◆ **Stated task**:
Output the records exactly as they appear, with no pictures included.

◆ **Task material**:
------------
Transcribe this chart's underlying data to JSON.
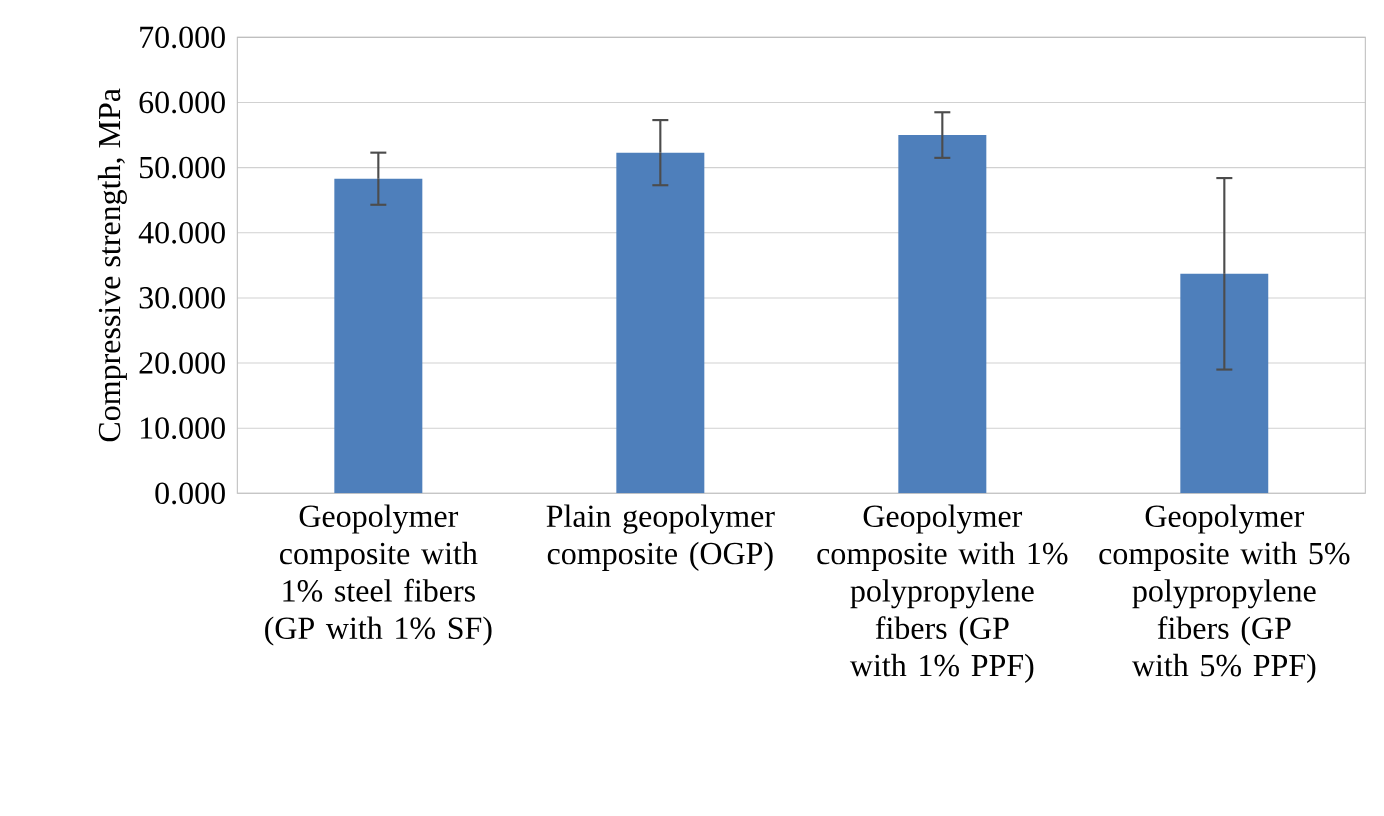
{
  "chart_data": {
    "type": "bar",
    "ylabel": "Compressive strength, MPa",
    "categories": [
      "Geopolymer composite with 1% steel fibers (GP with 1% SF)",
      "Plain geopolymer composite (OGP)",
      "Geopolymer composite with 1% polypropylene fibers (GP with 1% PPF)",
      "Geopolymer composite with 5% polypropylene fibers (GP with 5% PPF)"
    ],
    "values": [
      48.3,
      52.3,
      55.0,
      33.7
    ],
    "errors": [
      4.0,
      5.0,
      3.5,
      14.7
    ],
    "color": "#4e7fbb",
    "ylim": [
      0,
      70
    ],
    "yticks": [
      {
        "value": 0,
        "label": "0.000"
      },
      {
        "value": 10,
        "label": "10.000"
      },
      {
        "value": 20,
        "label": "20.000"
      },
      {
        "value": 30,
        "label": "30.000"
      },
      {
        "value": 40,
        "label": "40.000"
      },
      {
        "value": 50,
        "label": "50.000"
      },
      {
        "value": 60,
        "label": "60.000"
      },
      {
        "value": 70,
        "label": "70.000"
      }
    ],
    "grid": "y"
  }
}
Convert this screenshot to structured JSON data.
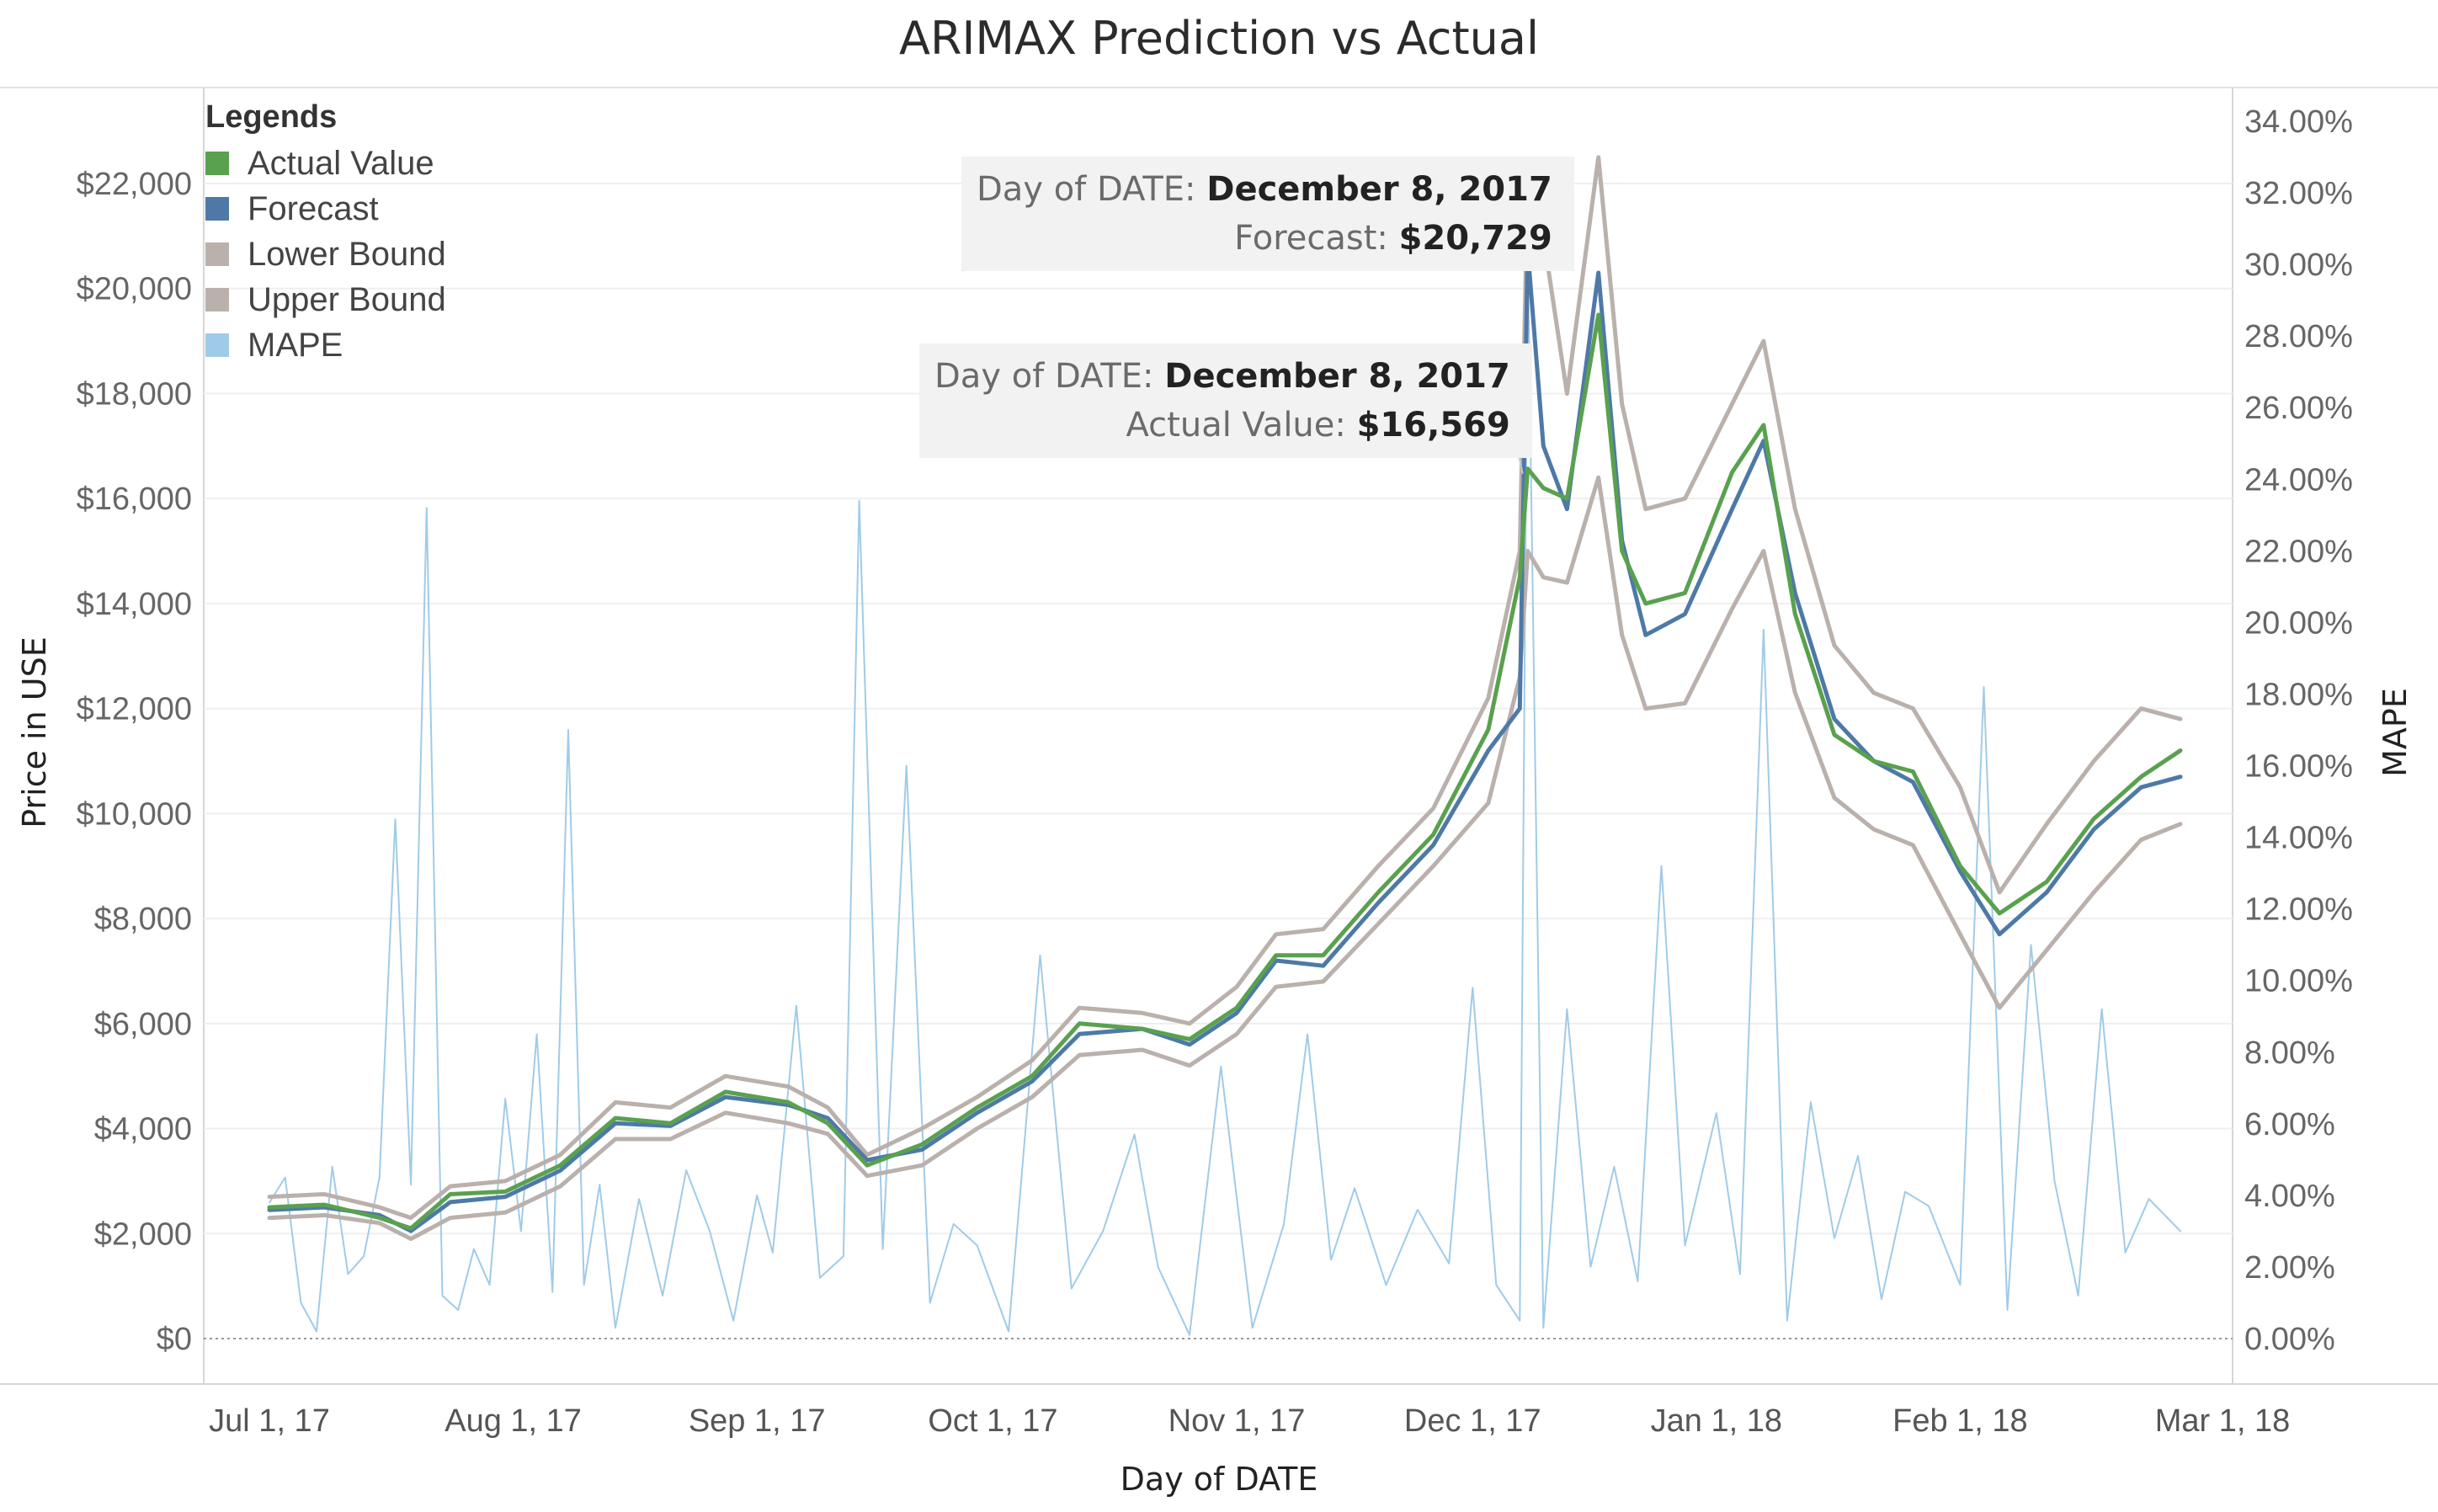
------------
◆ **Worked solution**:
Transcribe this chart's underlying data to JSON.
{
  "chart_data": {
    "type": "bar",
    "ylabel": "Compressive strength, MPa",
    "categories": [
      "Geopolymer composite with 1% steel fibers (GP with 1% SF)",
      "Plain geopolymer composite (OGP)",
      "Geopolymer composite with 1% polypropylene fibers (GP with 1% PPF)",
      "Geopolymer composite with 5% polypropylene fibers (GP with 5% PPF)"
    ],
    "values": [
      48.3,
      52.3,
      55.0,
      33.7
    ],
    "errors": [
      4.0,
      5.0,
      3.5,
      14.7
    ],
    "color": "#4e7fbb",
    "ylim": [
      0,
      70
    ],
    "yticks": [
      {
        "value": 0,
        "label": "0.000"
      },
      {
        "value": 10,
        "label": "10.000"
      },
      {
        "value": 20,
        "label": "20.000"
      },
      {
        "value": 30,
        "label": "30.000"
      },
      {
        "value": 40,
        "label": "40.000"
      },
      {
        "value": 50,
        "label": "50.000"
      },
      {
        "value": 60,
        "label": "60.000"
      },
      {
        "value": 70,
        "label": "70.000"
      }
    ],
    "grid": "y"
  }
}
Convert this screenshot to structured JSON data.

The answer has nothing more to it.